# INFORMATION SHOWN
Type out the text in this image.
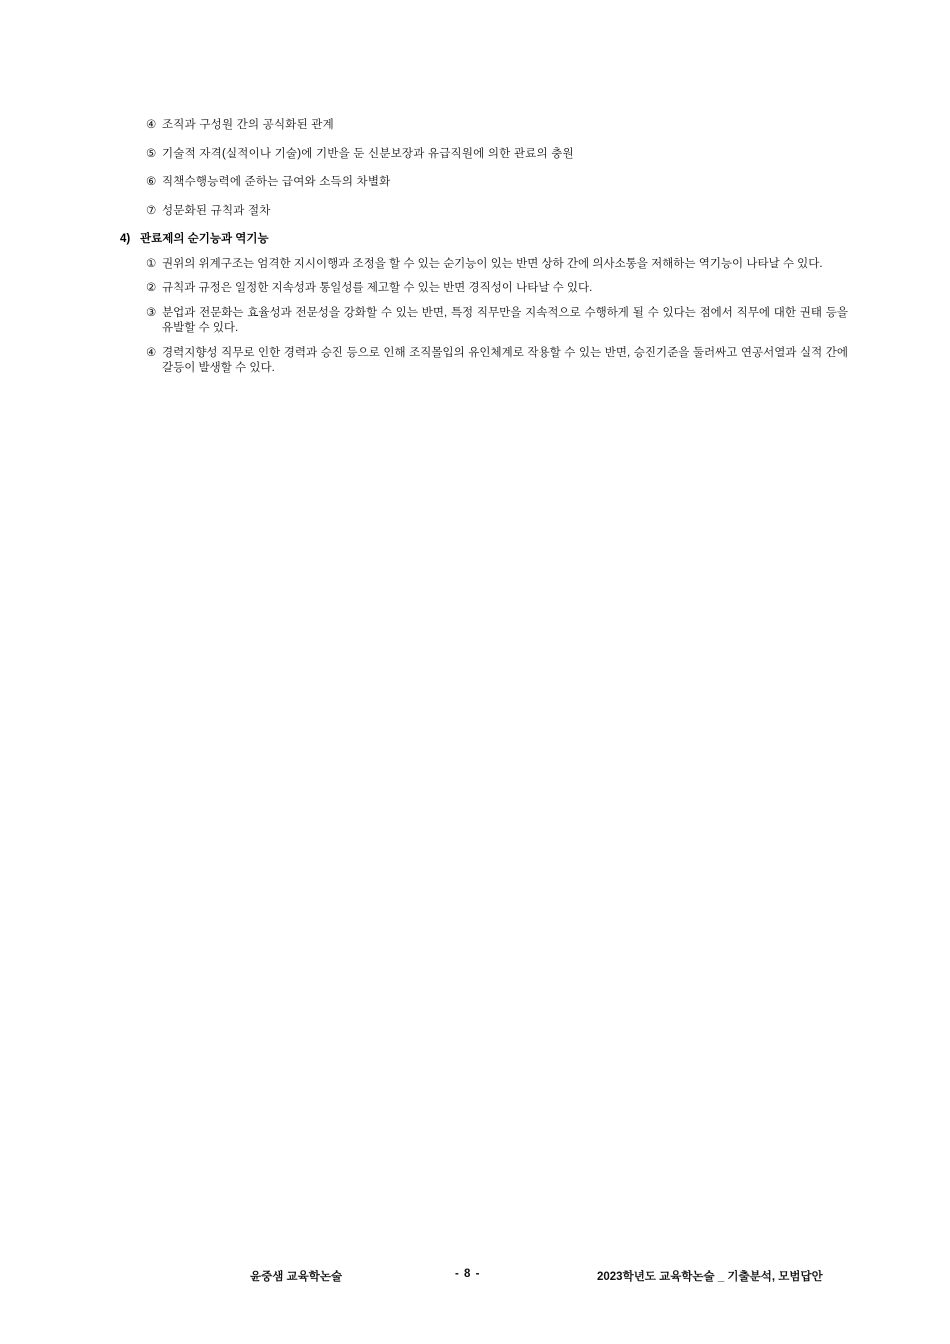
④ 조직과 구성원 간의 공식화된 관계
⑤ 기술적 자격(실적이나 기술)에 기반을 둔 신분보장과 유급직원에 의한 관료의 충원
⑥ 직책수행능력에 준하는 급여와 소득의 차별화
⑦ 성문화된 규칙과 절차
4) 관료제의 순기능과 역기능
① 권위의 위계구조는 엄격한 지시이행과 조정을 할 수 있는 순기능이 있는 반면 상하 간에 의사소통을 저해하는 역기능이 나타날 수 있다.
② 규칙과 규정은 일정한 지속성과 통일성를 제고할 수 있는 반면 경직성이 나타날 수 있다.
③ 분업과 전문화는 효율성과 전문성을 강화할 수 있는 반면, 특정 직무만을 지속적으로 수행하게 될 수 있다는 점에서 직무에 대한 권태 등을 유발할 수 있다.
④ 경력지향성 직무로 인한 경력과 승진 등으로 인해 조직몰입의 유인체계로 작용할 수 있는 반면, 승진기준을 둘러싸고 연공서열과 실적 간에 갈등이 발생할 수 있다.
윤중샘 교육학논술	- 8 -	2023학년도 교육학논술 _ 기출분석, 모범답안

# STATED TASK
Exclude every picture and copy the remaining data exactly.

# ANSWER TO THE PROBLEM
Type out the text in this image.
④ 조직과 구성원 간의 공식화된 관계
⑤ 기술적 자격(실적이나 기술)에 기반을 둔 신분보장과 유급직원에 의한 관료의 충원
⑥ 직책수행능력에 준하는 급여와 소득의 차별화
⑦ 성문화된 규칙과 절차
4) 관료제의 순기능과 역기능
① 권위의 위계구조는 엄격한 지시이행과 조정을 할 수 있는 순기능이 있는 반면 상하 간에 의사소통을 저해하는 역기능이 나타날 수 있다.
② 규칙과 규정은 일정한 지속성과 통일성를 제고할 수 있는 반면 경직성이 나타날 수 있다.
③ 분업과 전문화는 효율성과 전문성을 강화할 수 있는 반면, 특정 직무만을 지속적으로 수행하게 될 수 있다는 점에서 직무에 대한 권태 등을 유발할 수 있다.
④ 경력지향성 직무로 인한 경력과 승진 등으로 인해 조직몰입의 유인체계로 작용할 수 있는 반면, 승진기준을 둘러싸고 연공서열과 실적 간에 갈등이 발생할 수 있다.
윤중샘 교육학논술	- 8 -	2023학년도 교육학논술 _ 기출분석, 모범답안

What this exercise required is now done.